- **Exercise aim**
Search the records below for the word "into". Pull out each line that has it.
-- Begin --
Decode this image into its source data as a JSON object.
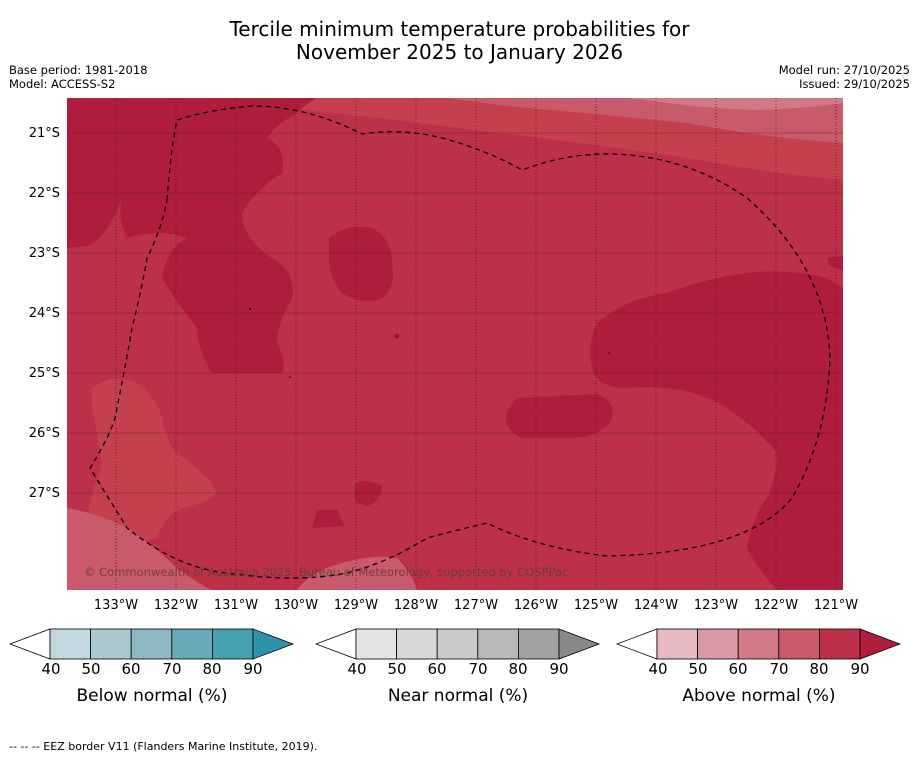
{
  "title": {
    "line1": "Tercile minimum temperature probabilities for",
    "line2": "November 2025 to January 2026"
  },
  "meta": {
    "base_period": "Base period: 1981-2018",
    "model": "Model: ACCESS-S2",
    "model_run": "Model run: 27/10/2025",
    "issued": "Issued: 29/10/2025"
  },
  "latitudes": [
    "21°S",
    "22°S",
    "23°S",
    "24°S",
    "25°S",
    "26°S",
    "27°S"
  ],
  "longitudes": [
    "133°W",
    "132°W",
    "131°W",
    "130°W",
    "129°W",
    "128°W",
    "127°W",
    "126°W",
    "125°W",
    "124°W",
    "123°W",
    "122°W",
    "121°W"
  ],
  "copyright": "© Commonwealth of Australia 2025, Bureau of Meteorology, supported by COSPPac",
  "colorbars": [
    {
      "label": "Below normal (%)",
      "colors": [
        "#c2d8de",
        "#a9cad1",
        "#8db8c4",
        "#6aaab8",
        "#45a0b2",
        "#2e93a8"
      ]
    },
    {
      "label": "Near normal (%)",
      "colors": [
        "#e4e4e4",
        "#d8d8d8",
        "#cacaca",
        "#b8b8b8",
        "#a2a2a2",
        "#888888"
      ]
    },
    {
      "label": "Above normal (%)",
      "colors": [
        "#e7b9c1",
        "#d99aa5",
        "#d17a86",
        "#c85a6c",
        "#bd3049",
        "#b01c3c"
      ]
    }
  ],
  "colorbar_ticks": [
    "40",
    "50",
    "60",
    "70",
    "80",
    "90"
  ],
  "footnote": "--  --  -- EEZ border V11 (Flanders Marine Institute, 2019)."
}
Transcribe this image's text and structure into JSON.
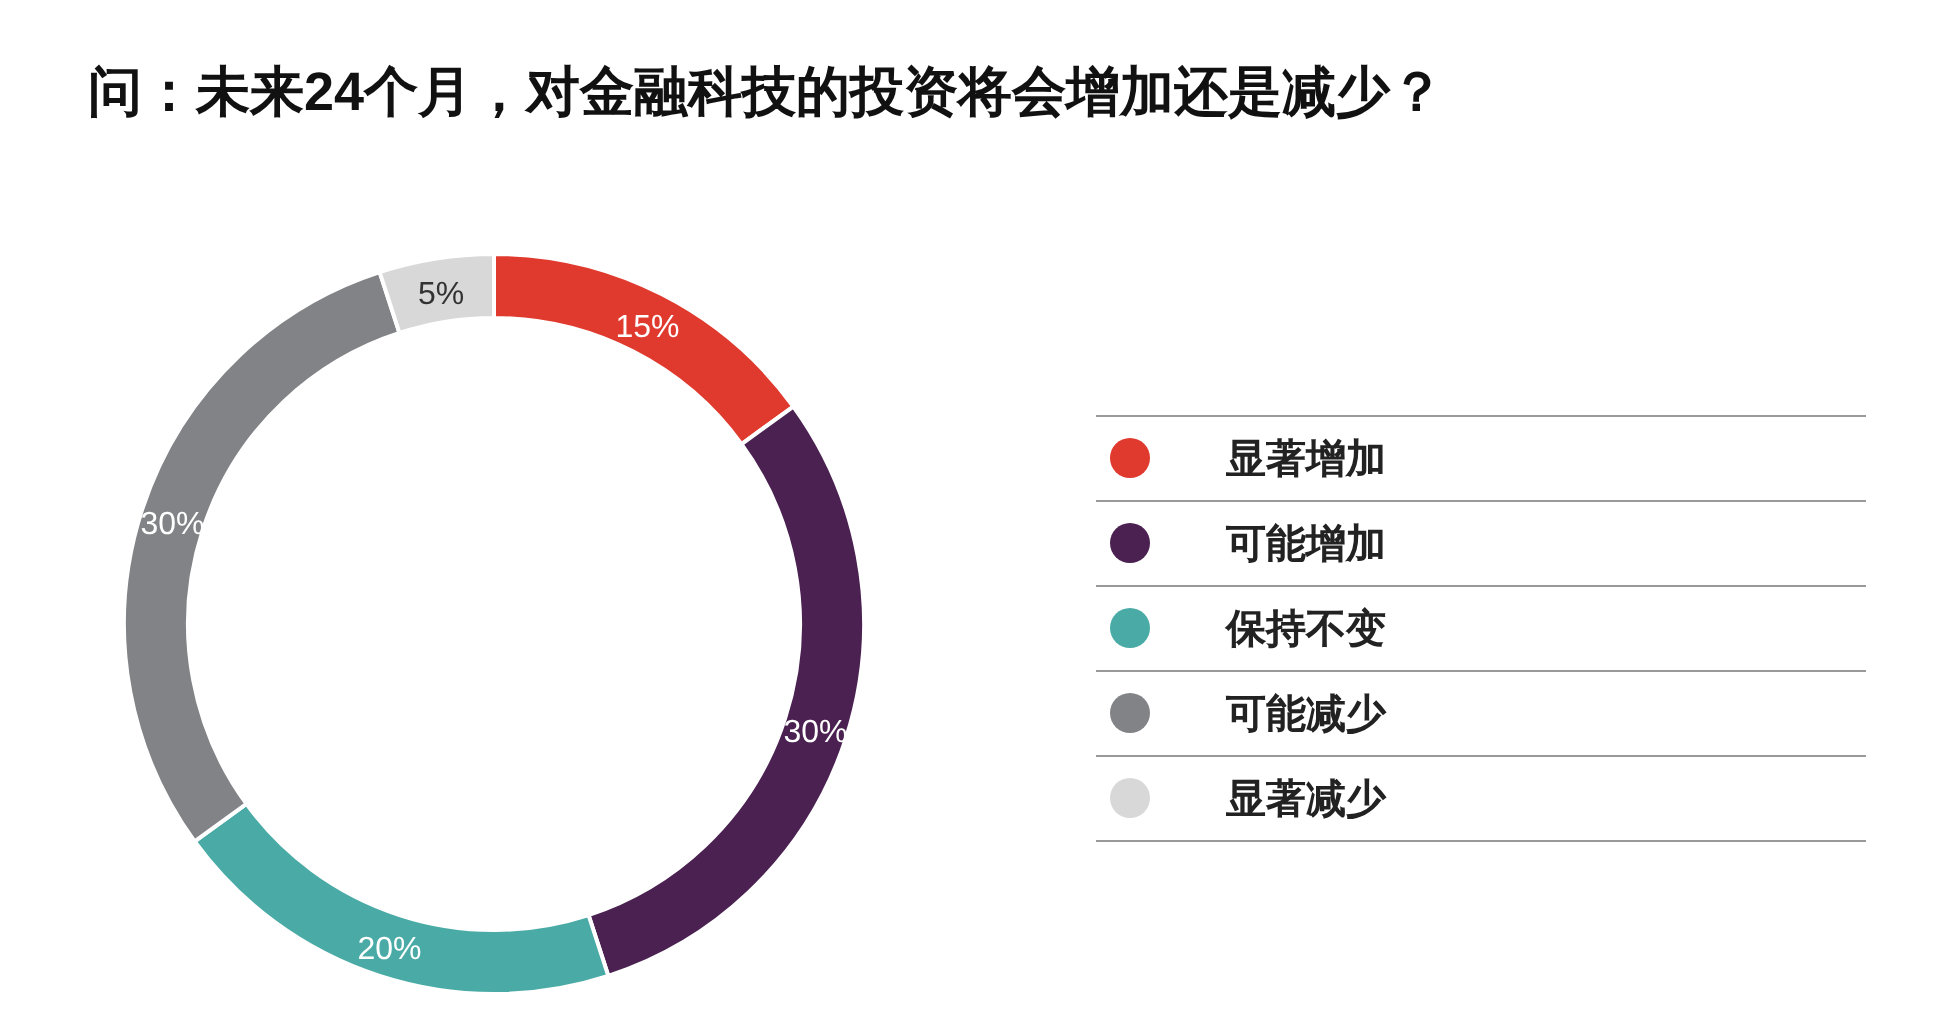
{
  "chart_data": {
    "type": "donut",
    "title": "问：未来24个月，对金融科技的投资将会增加还是减少？",
    "categories": [
      "显著增加",
      "可能增加",
      "保持不变",
      "可能减少",
      "显著减少"
    ],
    "values": [
      15,
      30,
      20,
      30,
      5
    ],
    "colors": [
      "#e0392d",
      "#4a2151",
      "#4aaba6",
      "#818386",
      "#d8d8d8"
    ],
    "value_labels": [
      "15%",
      "30%",
      "20%",
      "30%",
      "5%"
    ],
    "legend": "right"
  }
}
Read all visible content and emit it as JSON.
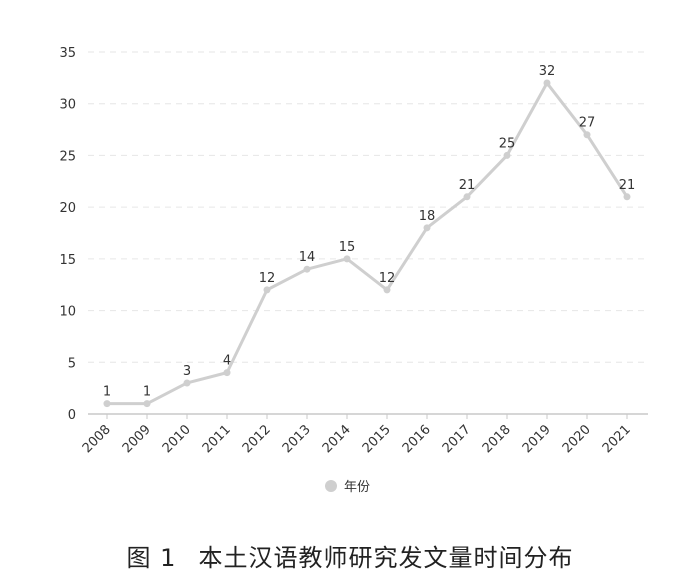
{
  "chart_data": {
    "type": "line",
    "x": [
      "2008",
      "2009",
      "2010",
      "2011",
      "2012",
      "2013",
      "2014",
      "2015",
      "2016",
      "2017",
      "2018",
      "2019",
      "2020",
      "2021"
    ],
    "series": [
      {
        "name": "年份",
        "values": [
          1,
          1,
          3,
          4,
          12,
          14,
          15,
          12,
          18,
          21,
          25,
          32,
          27,
          21
        ],
        "color": "#cfcfcf"
      }
    ],
    "ylim": [
      0,
      35
    ],
    "yticks": [
      0,
      5,
      10,
      15,
      20,
      25,
      30,
      35
    ],
    "grid": true,
    "legend": "bottom-center",
    "data_labels": true
  },
  "caption": {
    "figure": "图 1",
    "title": "本土汉语教师研究发文量时间分布"
  },
  "colors": {
    "axis": "#c8c8c8",
    "grid": "#e6e6e6",
    "text": "#333333"
  }
}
-- End --
- **Response below**
Decode this image into its source data as a JSON object.
Transcribe this image's text and structure into JSON.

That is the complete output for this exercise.